■ **Instructions to follow**: Gather all lines with the word "seats" in them.
┌─ Recorded information
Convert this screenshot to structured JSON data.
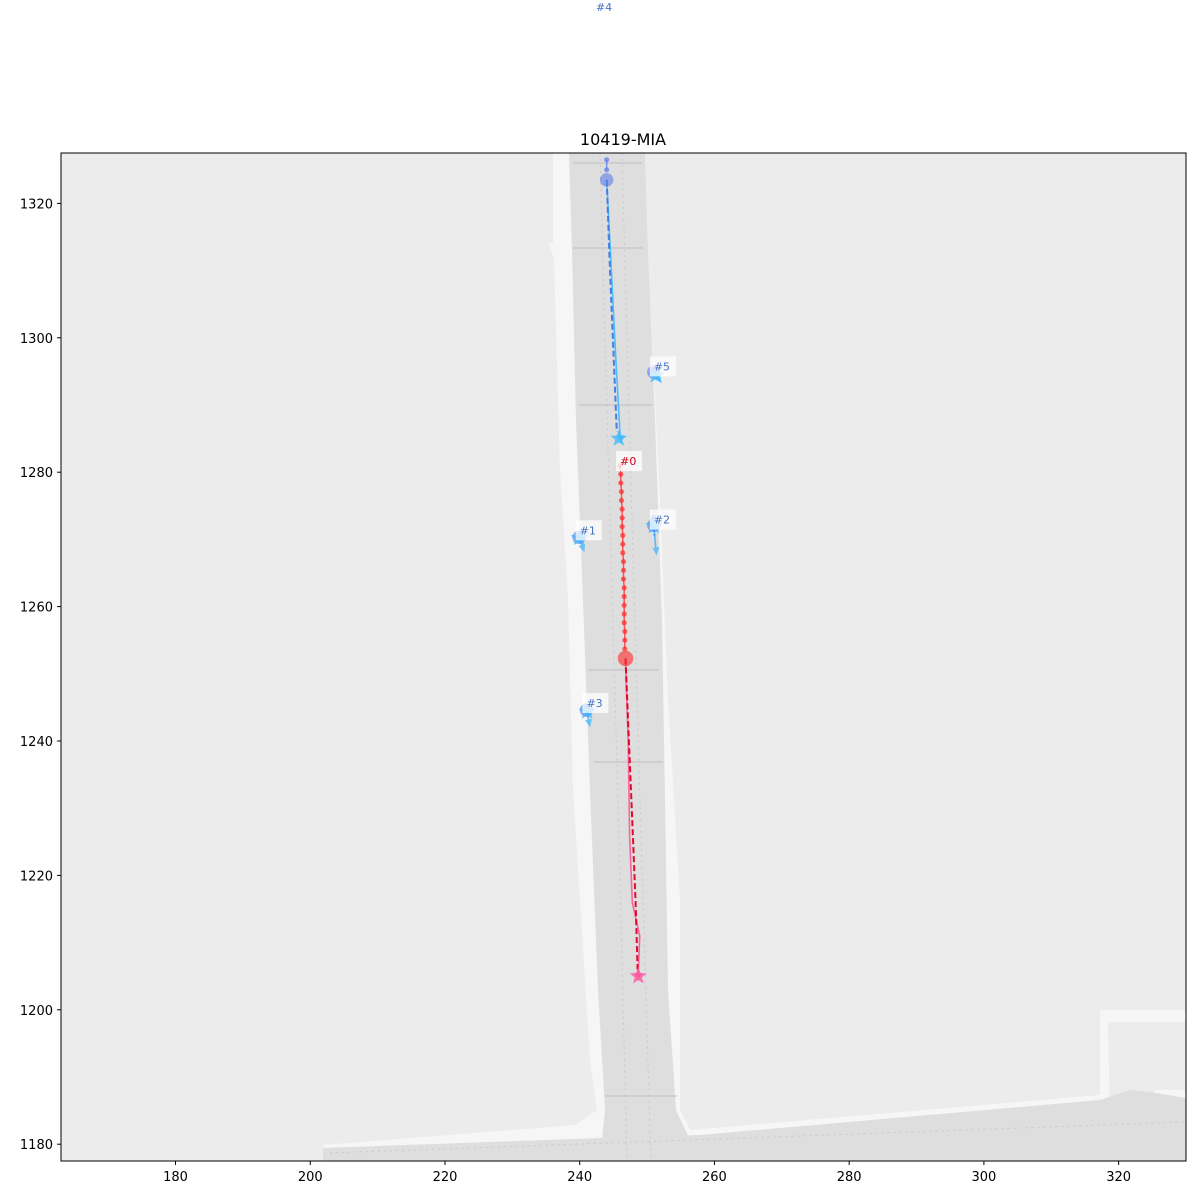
{
  "chart_data": {
    "type": "scatter",
    "title": "10419-MIA",
    "xlabel": "",
    "ylabel": "",
    "xlim": [
      163,
      330
    ],
    "ylim": [
      1177.5,
      1327.5
    ],
    "x_ticks": [
      180,
      200,
      220,
      240,
      260,
      280,
      300,
      320
    ],
    "y_ticks": [
      1180,
      1200,
      1220,
      1240,
      1260,
      1280,
      1300,
      1320
    ],
    "grid": false,
    "colors": {
      "background": "#ececec",
      "road": "#dcdcdc",
      "focal_history": "#ff2a2a",
      "focal_future": "#e0001a",
      "focal_pred": "#ff4f9a",
      "neighbor_history": "#5d7ee8",
      "neighbor_future": "#3d78e6",
      "neighbor_pred": "#37b7ff"
    },
    "outside_label": {
      "text": "#4",
      "x": 244.0,
      "y_above": 1343.5
    },
    "agents": [
      {
        "id": "#0",
        "role": "focal",
        "label_pos": [
          246.0,
          1281.5
        ],
        "history": [
          [
            246.0,
            1281.0
          ],
          [
            246.1,
            1279.7
          ],
          [
            246.1,
            1278.4
          ],
          [
            246.2,
            1277.1
          ],
          [
            246.2,
            1275.8
          ],
          [
            246.3,
            1274.5
          ],
          [
            246.3,
            1273.2
          ],
          [
            246.3,
            1271.9
          ],
          [
            246.4,
            1270.6
          ],
          [
            246.4,
            1269.3
          ],
          [
            246.4,
            1268.0
          ],
          [
            246.5,
            1266.7
          ],
          [
            246.5,
            1265.4
          ],
          [
            246.5,
            1264.1
          ],
          [
            246.6,
            1262.8
          ],
          [
            246.6,
            1261.5
          ],
          [
            246.6,
            1260.2
          ],
          [
            246.6,
            1258.9
          ],
          [
            246.6,
            1257.6
          ],
          [
            246.7,
            1256.3
          ],
          [
            246.7,
            1255.0
          ],
          [
            246.7,
            1253.7
          ]
        ],
        "current": [
          246.8,
          1252.3
        ],
        "future": [
          [
            246.8,
            1252.3
          ],
          [
            247.3,
            1240.0
          ],
          [
            247.8,
            1228.0
          ],
          [
            248.3,
            1216.0
          ],
          [
            248.6,
            1206.0
          ]
        ],
        "prediction": [
          [
            246.8,
            1252.0
          ],
          [
            247.2,
            1240.0
          ],
          [
            247.4,
            1226.0
          ],
          [
            247.8,
            1216.0
          ],
          [
            248.9,
            1211.0
          ],
          [
            248.7,
            1205.5
          ]
        ],
        "end": [
          248.7,
          1205.0
        ]
      },
      {
        "id": "#1",
        "role": "neighbor",
        "label_pos": [
          240.0,
          1271.2
        ],
        "history": [
          [
            239.9,
            1270.6
          ],
          [
            239.9,
            1270.4
          ]
        ],
        "current": [
          239.9,
          1270.3
        ],
        "future": [
          [
            239.9,
            1270.3
          ],
          [
            240.1,
            1269.9
          ]
        ],
        "prediction": [
          [
            239.9,
            1270.3
          ],
          [
            240.3,
            1269.2
          ]
        ],
        "end": [
          239.9,
          1270.2
        ]
      },
      {
        "id": "#2",
        "role": "neighbor",
        "label_pos": [
          251.0,
          1272.8
        ],
        "history": [
          [
            251.0,
            1273.3
          ],
          [
            251.0,
            1273.0
          ]
        ],
        "current": [
          251.0,
          1272.1
        ],
        "future": [
          [
            251.0,
            1272.1
          ],
          [
            251.1,
            1270.6
          ]
        ],
        "prediction": [
          [
            251.0,
            1272.0
          ],
          [
            251.3,
            1268.8
          ]
        ],
        "end": [
          251.0,
          1272.0
        ]
      },
      {
        "id": "#3",
        "role": "neighbor",
        "label_pos": [
          241.0,
          1245.5
        ],
        "history": [
          [
            241.0,
            1245.1
          ],
          [
            241.0,
            1244.9
          ]
        ],
        "current": [
          241.0,
          1244.6
        ],
        "future": [
          [
            241.0,
            1244.6
          ],
          [
            241.1,
            1244.0
          ]
        ],
        "prediction": [
          [
            241.0,
            1244.6
          ],
          [
            241.3,
            1243.2
          ]
        ],
        "end": [
          241.1,
          1244.4
        ]
      },
      {
        "id": "#4",
        "role": "neighbor",
        "label_pos": [
          244.0,
          1343.5
        ],
        "history": [
          [
            244.0,
            1326.5
          ],
          [
            244.0,
            1325.0
          ]
        ],
        "current": [
          244.0,
          1323.5
        ],
        "future": [
          [
            244.0,
            1323.5
          ],
          [
            244.5,
            1310.0
          ],
          [
            245.0,
            1298.0
          ],
          [
            245.5,
            1286.0
          ]
        ],
        "prediction": [
          [
            244.0,
            1323.5
          ],
          [
            244.7,
            1310.0
          ],
          [
            245.3,
            1298.0
          ],
          [
            246.0,
            1285.5
          ]
        ],
        "end": [
          245.8,
          1285.0
        ]
      },
      {
        "id": "#5",
        "role": "neighbor",
        "label_pos": [
          251.0,
          1295.6
        ],
        "history": [
          [
            251.0,
            1295.2
          ]
        ],
        "current": [
          251.0,
          1294.9
        ],
        "future": [
          [
            251.0,
            1294.9
          ],
          [
            251.3,
            1294.5
          ]
        ],
        "prediction": [
          [
            251.0,
            1294.9
          ],
          [
            251.5,
            1294.2
          ]
        ],
        "end": [
          251.3,
          1294.4
        ]
      }
    ]
  }
}
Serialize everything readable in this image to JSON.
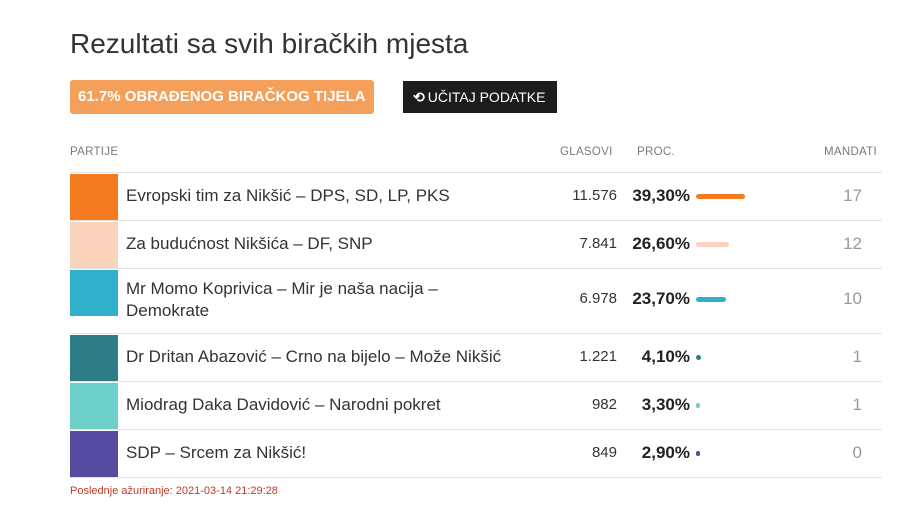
{
  "page": {
    "title": "Rezultati sa svih biračkih mjesta",
    "processed_badge": "61.7% OBRAĐENOG BIRAČKOG TIJELA",
    "processed_fraction": 0.617,
    "reload_button": "UČITAJ PODATKE",
    "reload_icon": "refresh-icon"
  },
  "table": {
    "headers": {
      "parties": "PARTIJE",
      "votes": "GLASOVI",
      "percent": "PROC.",
      "seats": "MANDATI"
    },
    "rows": [
      {
        "name": "Evropski tim za Nikšić – DPS, SD, LP, PKS",
        "votes": "11.576",
        "percent": "39,30%",
        "percent_value": 39.3,
        "seats": "17",
        "color": "#f47b20"
      },
      {
        "name": "Za budućnost Nikšića – DF, SNP",
        "votes": "7.841",
        "percent": "26,60%",
        "percent_value": 26.6,
        "seats": "12",
        "color": "#f9d3bb"
      },
      {
        "name": "Mr Momo Koprivica – Mir je naša nacija – Demokrate",
        "votes": "6.978",
        "percent": "23,70%",
        "percent_value": 23.7,
        "seats": "10",
        "color": "#31b0cb"
      },
      {
        "name": "Dr Dritan Abazović – Crno na bijelo – Može Nikšić",
        "votes": "1.221",
        "percent": "4,10%",
        "percent_value": 4.1,
        "seats": "1",
        "color": "#2e7d86"
      },
      {
        "name": "Miodrag Daka Davidović – Narodni pokret",
        "votes": "982",
        "percent": "3,30%",
        "percent_value": 3.3,
        "seats": "1",
        "color": "#6ccfc9"
      },
      {
        "name": "SDP – Srcem za Nikšić!",
        "votes": "849",
        "percent": "2,90%",
        "percent_value": 2.9,
        "seats": "0",
        "color": "#544aa0"
      }
    ]
  },
  "footer": {
    "last_updated": "Poslednje ažuriranje: 2021-03-14 21:29:28"
  }
}
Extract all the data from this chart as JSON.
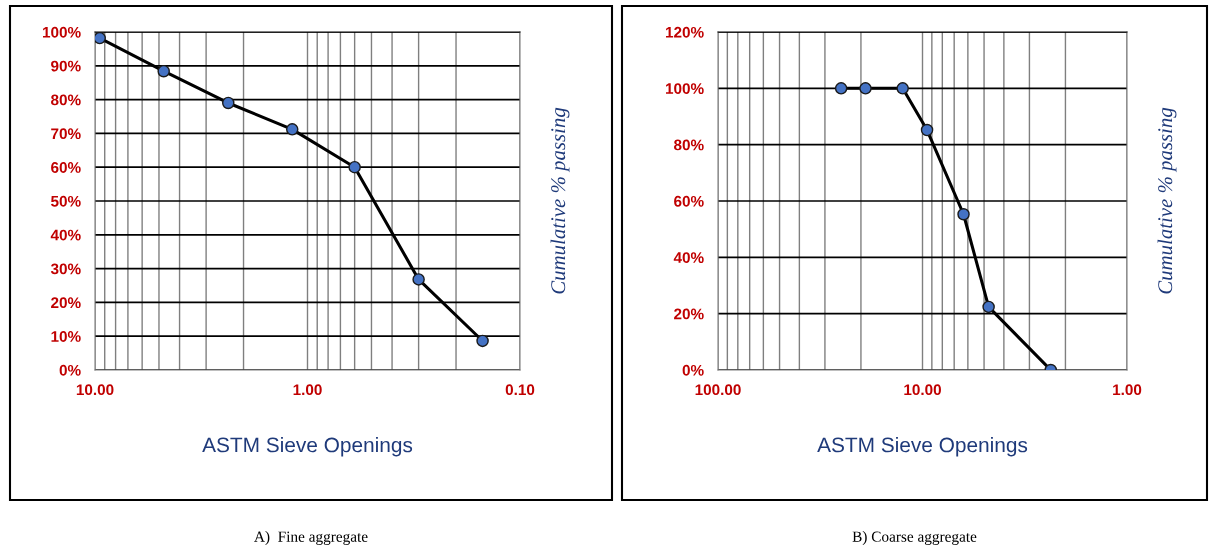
{
  "chart_data": [
    {
      "type": "line",
      "xlabel": "ASTM Sieve Openings",
      "ylabel": "Cumulative % passing",
      "log": "x",
      "grid": true,
      "marker": "circle",
      "line_style": "solid",
      "series": [
        {
          "color": "#4472c4",
          "x": [
            9.5,
            4.75,
            2.36,
            1.18,
            0.6,
            0.3,
            0.15
          ],
          "values": [
            98.2,
            88.4,
            79,
            71.2,
            60,
            26.8,
            8.6
          ]
        }
      ],
      "xlim": [
        10,
        0.1
      ],
      "xticks": [
        {
          "value": 10,
          "label": "10.00"
        },
        {
          "value": 1,
          "label": "1.00"
        },
        {
          "value": 0.1,
          "label": "0.10"
        }
      ],
      "ylim": [
        0,
        100
      ],
      "yticks": [
        {
          "value": 0,
          "label": "0%"
        },
        {
          "value": 10,
          "label": "10%"
        },
        {
          "value": 20,
          "label": "20%"
        },
        {
          "value": 30,
          "label": "30%"
        },
        {
          "value": 40,
          "label": "40%"
        },
        {
          "value": 50,
          "label": "50%"
        },
        {
          "value": 60,
          "label": "60%"
        },
        {
          "value": 70,
          "label": "70%"
        },
        {
          "value": 80,
          "label": "80%"
        },
        {
          "value": 90,
          "label": "90%"
        },
        {
          "value": 100,
          "label": "100%"
        }
      ],
      "annotations": [
        "A)  Fine aggregate"
      ]
    },
    {
      "type": "line",
      "xlabel": "ASTM Sieve Openings",
      "ylabel": "Cumulative % passing",
      "log": "x",
      "grid": true,
      "marker": "circle",
      "line_style": "solid",
      "series": [
        {
          "color": "#4472c4",
          "x": [
            25,
            19,
            12.5,
            9.5,
            6.3,
            4.75,
            2.36
          ],
          "values": [
            100,
            100,
            100,
            85.2,
            55.3,
            22.4,
            0
          ]
        }
      ],
      "xlim": [
        100,
        1
      ],
      "xticks": [
        {
          "value": 100,
          "label": "100.00"
        },
        {
          "value": 10,
          "label": "10.00"
        },
        {
          "value": 1,
          "label": "1.00"
        }
      ],
      "ylim": [
        0,
        120
      ],
      "yticks": [
        {
          "value": 0,
          "label": "0%"
        },
        {
          "value": 20,
          "label": "20%"
        },
        {
          "value": 40,
          "label": "40%"
        },
        {
          "value": 60,
          "label": "60%"
        },
        {
          "value": 80,
          "label": "80%"
        },
        {
          "value": 100,
          "label": "100%"
        },
        {
          "value": 120,
          "label": "120%"
        }
      ],
      "annotations": [
        "B) Coarse aggregate"
      ]
    }
  ]
}
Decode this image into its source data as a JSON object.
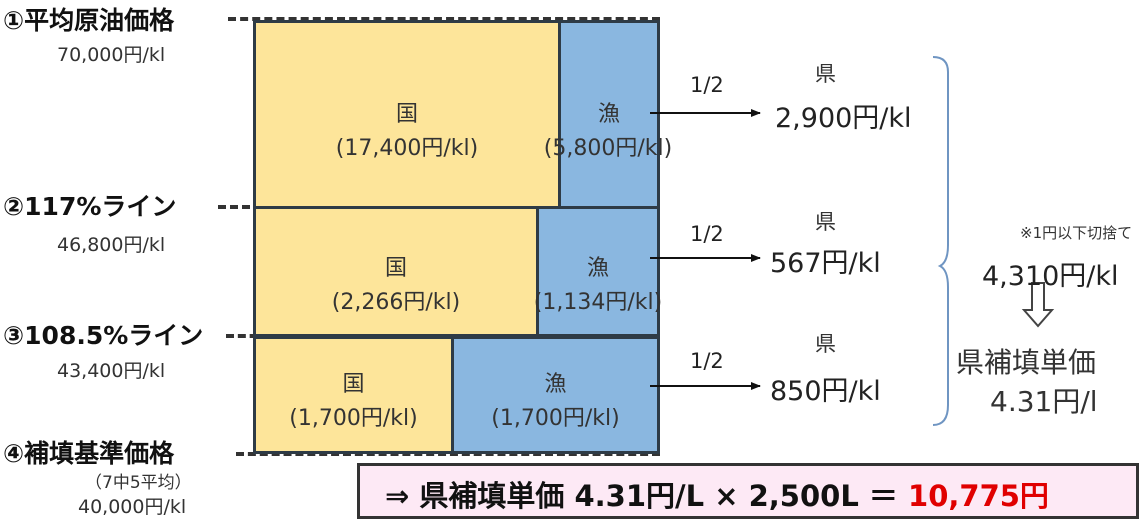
{
  "levels": [
    {
      "title": "①平均原油価格",
      "sub": "70,000円/kl"
    },
    {
      "title": "②117%ライン",
      "sub": "46,800円/kl"
    },
    {
      "title": "③108.5%ライン",
      "sub": "43,400円/kl"
    },
    {
      "title": "④補填基準価格",
      "sub_lines": [
        "（7中5平均）",
        "40,000円/kl"
      ]
    }
  ],
  "tiers": [
    {
      "koku_label": "国",
      "koku_value": "(17,400円/kl)",
      "gyo_label": "漁",
      "gyo_value": "(5,800円/kl)",
      "fraction": "1/2",
      "ken_label": "県",
      "ken_amount": "2,900円/kl"
    },
    {
      "koku_label": "国",
      "koku_value": "(2,266円/kl)",
      "gyo_label": "漁",
      "gyo_value": "(1,134円/kl)",
      "fraction": "1/2",
      "ken_label": "県",
      "ken_amount": "567円/kl"
    },
    {
      "koku_label": "国",
      "koku_value": "(1,700円/kl)",
      "gyo_label": "漁",
      "gyo_value": "(1,700円/kl)",
      "fraction": "1/2",
      "ken_label": "県",
      "ken_amount": "850円/kl"
    }
  ],
  "summary": {
    "note": "※1円以下切捨て",
    "total": "4,310円/kl",
    "unit_title": "県補填単価",
    "unit_value": "4.31円/l"
  },
  "formula": {
    "prefix": "⇒ 県補填単価 4.31円/L × 2,500L ＝ ",
    "result": "10,775円"
  },
  "colors": {
    "koku_fill": "#fde59a",
    "gyo_fill": "#8ab7e0",
    "border": "#2e3b46",
    "result_red": "#e00000",
    "formula_bg": "#fde9f5"
  },
  "icons": {
    "down_arrow": "hollow-down-arrow-icon",
    "brace": "right-brace-icon"
  }
}
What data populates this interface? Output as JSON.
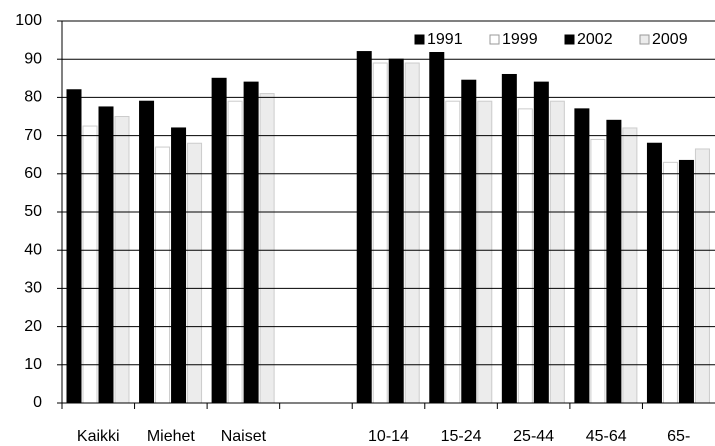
{
  "chart_data": {
    "type": "bar",
    "categories": [
      "Kaikki",
      "Miehet",
      "Naiset",
      null,
      "10-14",
      "15-24",
      "25-44",
      "45-64",
      "65-"
    ],
    "series": [
      {
        "name": "1991",
        "color": "#000000",
        "values": [
          82,
          79,
          85,
          null,
          92,
          92,
          86,
          77,
          68
        ]
      },
      {
        "name": "1999",
        "color": "#ffffff",
        "values": [
          72.5,
          67,
          79,
          null,
          89,
          79,
          77,
          69,
          63
        ]
      },
      {
        "name": "2002",
        "color": "#000000",
        "values": [
          77.5,
          72,
          84,
          null,
          90,
          84.5,
          84,
          74,
          63.5
        ]
      },
      {
        "name": "2009",
        "color": "#ececec",
        "values": [
          75,
          68,
          81,
          null,
          89,
          79,
          79,
          72,
          66.5
        ]
      }
    ],
    "ylim": [
      0,
      100
    ],
    "yticks": [
      0,
      10,
      20,
      30,
      40,
      50,
      60,
      70,
      80,
      90,
      100
    ],
    "grid": true,
    "legend": "upper right"
  }
}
└─
■ **Finished answer**:
      "seats": "MANDATI"
        "seats": "17",
        "seats": "12",
        "seats": "10",
        "seats": "1",
        "seats": "1",
        "seats": "0",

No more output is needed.